> **GOAL OF THE EXERCISE**
Filter the data below for the string "csak" and copy each matching line.

begin MATERIAL PROVIDED

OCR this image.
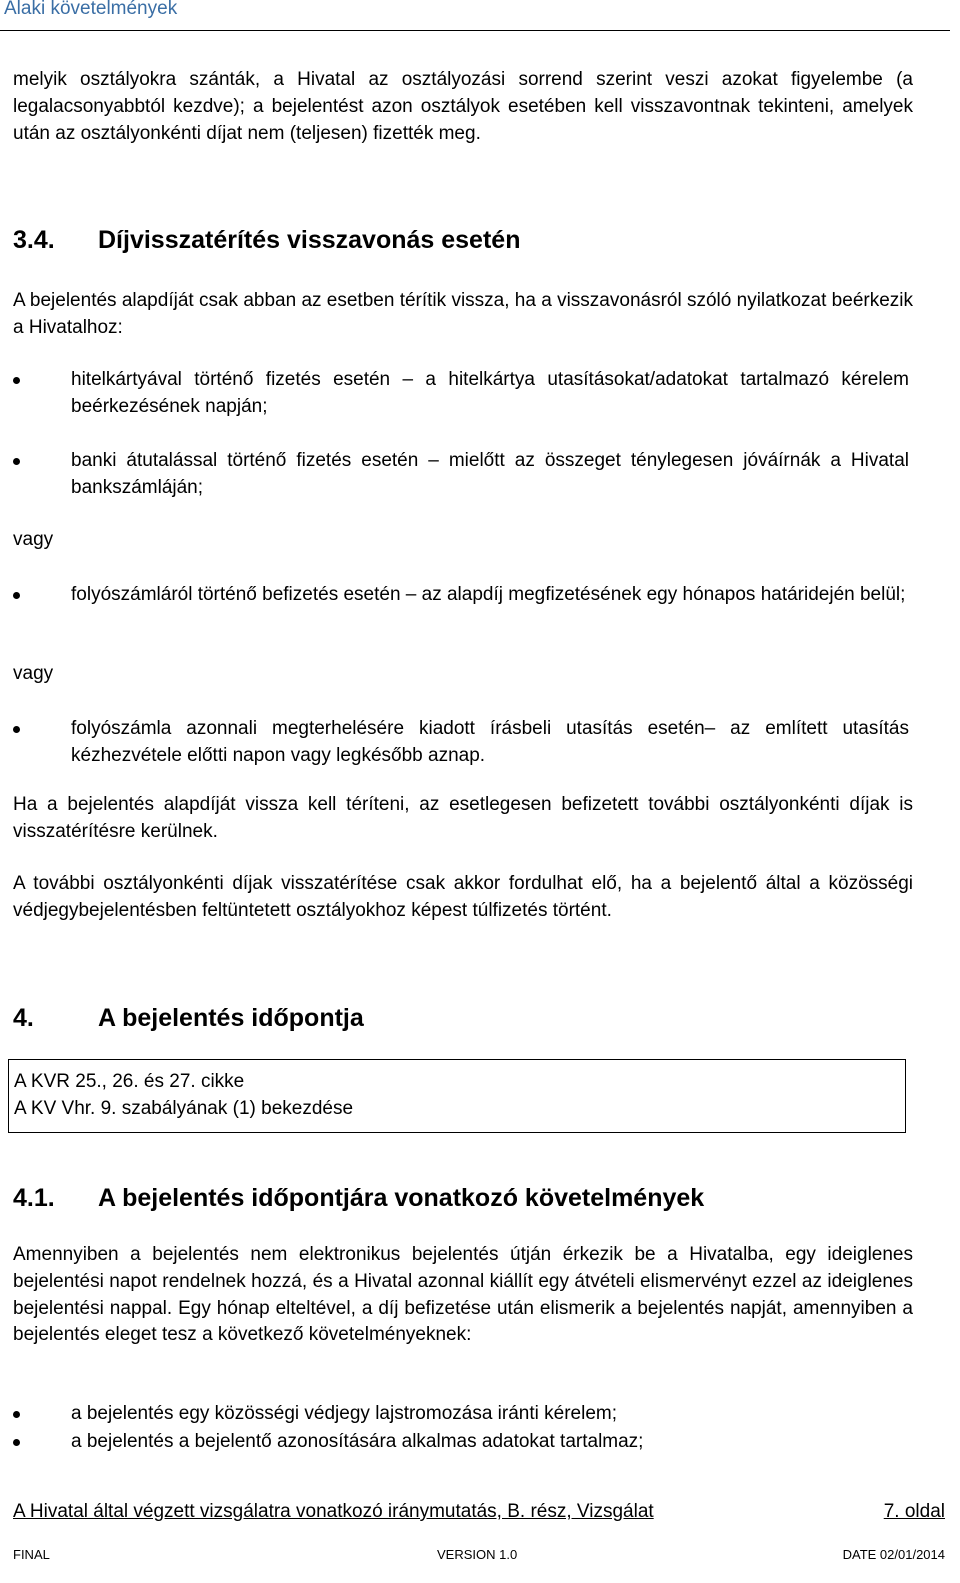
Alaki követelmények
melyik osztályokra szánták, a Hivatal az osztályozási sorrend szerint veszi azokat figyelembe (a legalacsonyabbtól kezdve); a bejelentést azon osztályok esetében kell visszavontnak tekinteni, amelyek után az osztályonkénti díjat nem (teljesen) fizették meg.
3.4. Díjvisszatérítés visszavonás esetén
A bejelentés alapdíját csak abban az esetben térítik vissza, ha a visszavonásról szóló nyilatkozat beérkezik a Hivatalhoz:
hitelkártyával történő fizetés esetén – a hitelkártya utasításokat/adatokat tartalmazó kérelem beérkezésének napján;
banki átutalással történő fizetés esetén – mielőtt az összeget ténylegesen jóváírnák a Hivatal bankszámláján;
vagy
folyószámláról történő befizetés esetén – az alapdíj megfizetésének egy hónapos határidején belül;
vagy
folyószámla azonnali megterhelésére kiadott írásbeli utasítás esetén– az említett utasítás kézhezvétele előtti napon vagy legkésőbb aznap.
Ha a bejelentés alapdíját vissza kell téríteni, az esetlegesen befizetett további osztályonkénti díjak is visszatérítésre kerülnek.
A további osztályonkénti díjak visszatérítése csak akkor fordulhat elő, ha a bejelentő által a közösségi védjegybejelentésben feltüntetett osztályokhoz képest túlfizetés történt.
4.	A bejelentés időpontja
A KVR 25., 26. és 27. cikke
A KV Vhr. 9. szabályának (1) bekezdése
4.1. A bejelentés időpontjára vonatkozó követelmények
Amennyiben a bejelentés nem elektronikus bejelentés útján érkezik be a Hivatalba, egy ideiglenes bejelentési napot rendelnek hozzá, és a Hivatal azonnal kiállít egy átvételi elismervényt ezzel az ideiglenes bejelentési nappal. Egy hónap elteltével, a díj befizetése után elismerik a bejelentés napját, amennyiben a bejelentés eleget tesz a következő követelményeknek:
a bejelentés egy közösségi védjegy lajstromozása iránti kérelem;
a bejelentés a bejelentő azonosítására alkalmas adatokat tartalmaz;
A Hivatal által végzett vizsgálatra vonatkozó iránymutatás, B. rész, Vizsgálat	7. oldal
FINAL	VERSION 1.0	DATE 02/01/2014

end MATERIAL PROVIDED

> **EXERCISE OUTPUT**
A bejelentés alapdíját csak abban az esetben térítik vissza, ha a visszavonásról szóló nyilatkozat beérkezik a Hivatalhoz:
A további osztályonkénti díjak visszatérítése csak akkor fordulhat elő, ha a bejelentő által a közösségi védjegybejelentésben feltüntetett osztályokhoz képest túlfizetés történt.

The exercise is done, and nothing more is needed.